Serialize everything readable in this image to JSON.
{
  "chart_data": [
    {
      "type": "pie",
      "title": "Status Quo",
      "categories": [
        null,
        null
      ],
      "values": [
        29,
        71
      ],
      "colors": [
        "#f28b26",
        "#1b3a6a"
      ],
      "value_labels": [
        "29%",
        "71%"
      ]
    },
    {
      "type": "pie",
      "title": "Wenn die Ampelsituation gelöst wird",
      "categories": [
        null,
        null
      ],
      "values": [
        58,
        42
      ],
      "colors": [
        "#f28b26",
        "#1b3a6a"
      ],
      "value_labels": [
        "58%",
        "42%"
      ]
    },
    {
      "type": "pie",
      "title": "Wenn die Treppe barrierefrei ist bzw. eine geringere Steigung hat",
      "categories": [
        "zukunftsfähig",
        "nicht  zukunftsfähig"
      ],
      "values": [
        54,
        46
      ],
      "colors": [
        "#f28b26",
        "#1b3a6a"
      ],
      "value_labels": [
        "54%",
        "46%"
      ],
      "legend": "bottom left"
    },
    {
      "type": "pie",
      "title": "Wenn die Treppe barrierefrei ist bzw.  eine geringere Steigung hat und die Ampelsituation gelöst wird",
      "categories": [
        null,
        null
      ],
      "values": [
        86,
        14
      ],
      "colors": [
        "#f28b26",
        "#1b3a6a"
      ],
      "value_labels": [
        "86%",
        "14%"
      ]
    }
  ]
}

━━━

What you will do ::
Copy out every line where the word "barrierefrei" occurs.

Task solution ::
      "title": "Wenn die Treppe barrierefrei ist bzw. eine geringere Steigung hat",
      "title": "Wenn die Treppe barrierefrei ist bzw.  eine geringere Steigung hat und die Ampelsituation gelöst wird",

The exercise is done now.